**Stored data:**

:::::

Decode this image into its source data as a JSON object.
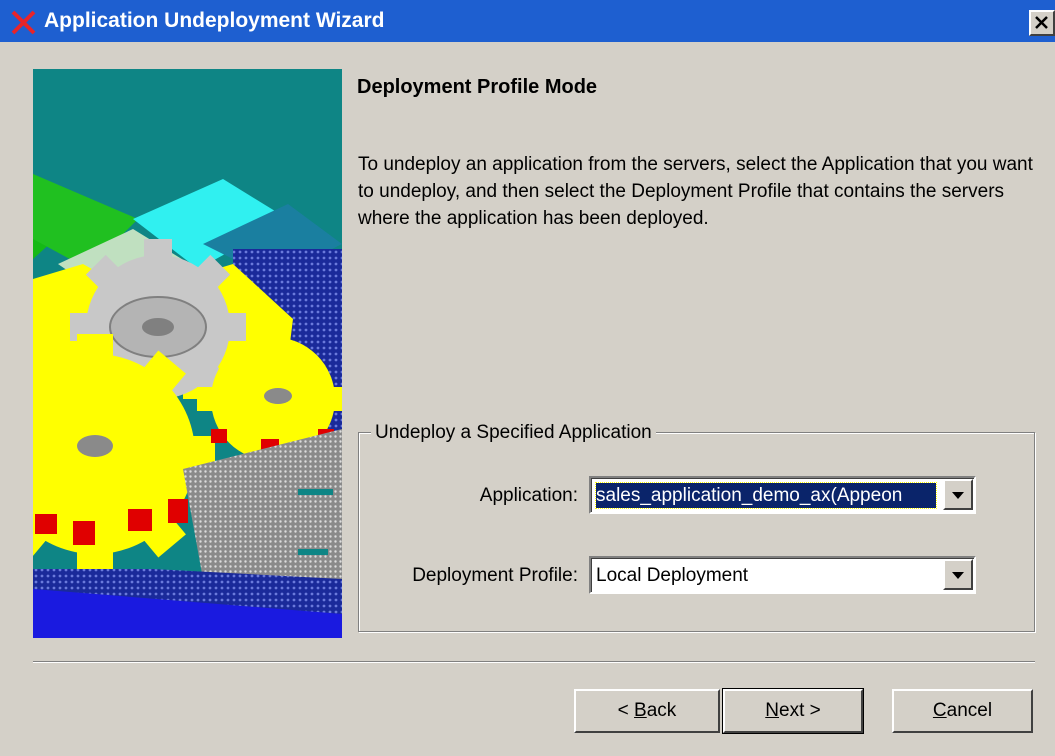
{
  "window": {
    "title": "Application Undeployment Wizard",
    "title_bar_color": "#1e5fd0",
    "app_icon": "x-close-red-icon",
    "close_icon": "close-icon"
  },
  "page": {
    "heading": "Deployment Profile Mode",
    "description": "To undeploy an application from the servers, select the Application that you want to undeploy, and then select the Deployment Profile that contains the servers where the application has been deployed."
  },
  "group": {
    "legend": "Undeploy a Specified Application",
    "application_label": "Application:",
    "application_value": "sales_application_demo_ax(Appeon",
    "profile_label": "Deployment Profile:",
    "profile_value": "Local Deployment"
  },
  "buttons": {
    "back_prefix": "< ",
    "back_accel": "B",
    "back_rest": "ack",
    "next_accel": "N",
    "next_rest": "ext >",
    "cancel_accel": "C",
    "cancel_rest": "ancel"
  },
  "colors": {
    "dialog_bg": "#d4d0c8",
    "selection_bg": "#0a246a"
  }
}
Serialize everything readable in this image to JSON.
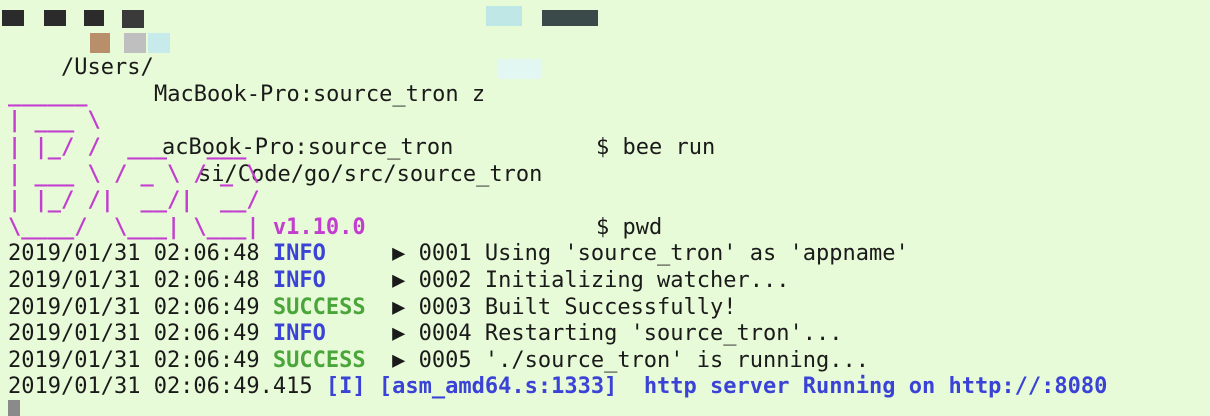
{
  "colors": {
    "background": "#e8fbd8",
    "text": "#1a1a1a",
    "banner": "#c23ecf",
    "info": "#3a43d6",
    "success": "#4aa63a"
  },
  "lines": {
    "l1": "acBook-Pro:source_tron",
    "l1_cmd": "$ pwd",
    "l2_a": "/Users/",
    "l2_b": "si/Code/go/src/source_tron",
    "l3": "MacBook-Pro:source_tron z",
    "l3_cmd": "$ bee run"
  },
  "banner": {
    "rows": [
      "______",
      "| ___ \\",
      "| |_/ /  ___   ___",
      "| ___ \\ / _ \\ / _ \\",
      "| |_/ /|  __/|  __/",
      "\\____/  \\___| \\___|"
    ],
    "version": "v1.10.0"
  },
  "logs": [
    {
      "ts": "2019/01/31 02:06:48",
      "level": "INFO",
      "arrow": "▶",
      "msg": "0001 Using 'source_tron' as 'appname'"
    },
    {
      "ts": "2019/01/31 02:06:48",
      "level": "INFO",
      "arrow": "▶",
      "msg": "0002 Initializing watcher..."
    },
    {
      "ts": "2019/01/31 02:06:49",
      "level": "SUCCESS",
      "arrow": "▶",
      "msg": "0003 Built Successfully!"
    },
    {
      "ts": "2019/01/31 02:06:49",
      "level": "INFO",
      "arrow": "▶",
      "msg": "0004 Restarting 'source_tron'..."
    },
    {
      "ts": "2019/01/31 02:06:49",
      "level": "SUCCESS",
      "arrow": "▶",
      "msg": "0005 './source_tron' is running..."
    }
  ],
  "server_line": {
    "ts": "2019/01/31 02:06:49.415",
    "tag": "[I]",
    "src": "[asm_amd64.s:1333]",
    "msg": "http server Running on http://:8080"
  }
}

:::::

**Work to complete:** Omit the pictures, then output the rest of the listing exactly.

**In response:**
Decode this image into its source data as a JSON object.
{
  "window": {
    "title": "Application Undeployment Wizard",
    "title_bar_color": "#1e5fd0",
    "app_icon": "x-close-red-icon",
    "close_icon": "close-icon"
  },
  "page": {
    "heading": "Deployment Profile Mode",
    "description": "To undeploy an application from the servers, select the Application that you want to undeploy, and then select the Deployment Profile that contains the servers where the application has been deployed."
  },
  "group": {
    "legend": "Undeploy a Specified Application",
    "application_label": "Application:",
    "application_value": "sales_application_demo_ax(Appeon",
    "profile_label": "Deployment Profile:",
    "profile_value": "Local Deployment"
  },
  "buttons": {
    "back_prefix": "< ",
    "back_accel": "B",
    "back_rest": "ack",
    "next_accel": "N",
    "next_rest": "ext >",
    "cancel_accel": "C",
    "cancel_rest": "ancel"
  },
  "colors": {
    "dialog_bg": "#d4d0c8",
    "selection_bg": "#0a246a"
  }
}
Serialize everything readable in this image to JSON.
{
  "colors": {
    "background": "#e8fbd8",
    "text": "#1a1a1a",
    "banner": "#c23ecf",
    "info": "#3a43d6",
    "success": "#4aa63a"
  },
  "lines": {
    "l1": "acBook-Pro:source_tron",
    "l1_cmd": "$ pwd",
    "l2_a": "/Users/",
    "l2_b": "si/Code/go/src/source_tron",
    "l3": "MacBook-Pro:source_tron z",
    "l3_cmd": "$ bee run"
  },
  "banner": {
    "rows": [
      "______",
      "| ___ \\",
      "| |_/ /  ___   ___",
      "| ___ \\ / _ \\ / _ \\",
      "| |_/ /|  __/|  __/",
      "\\____/  \\___| \\___|"
    ],
    "version": "v1.10.0"
  },
  "logs": [
    {
      "ts": "2019/01/31 02:06:48",
      "level": "INFO",
      "arrow": "▶",
      "msg": "0001 Using 'source_tron' as 'appname'"
    },
    {
      "ts": "2019/01/31 02:06:48",
      "level": "INFO",
      "arrow": "▶",
      "msg": "0002 Initializing watcher..."
    },
    {
      "ts": "2019/01/31 02:06:49",
      "level": "SUCCESS",
      "arrow": "▶",
      "msg": "0003 Built Successfully!"
    },
    {
      "ts": "2019/01/31 02:06:49",
      "level": "INFO",
      "arrow": "▶",
      "msg": "0004 Restarting 'source_tron'..."
    },
    {
      "ts": "2019/01/31 02:06:49",
      "level": "SUCCESS",
      "arrow": "▶",
      "msg": "0005 './source_tron' is running..."
    }
  ],
  "server_line": {
    "ts": "2019/01/31 02:06:49.415",
    "tag": "[I]",
    "src": "[asm_amd64.s:1333]",
    "msg": "http server Running on http://:8080"
  }
}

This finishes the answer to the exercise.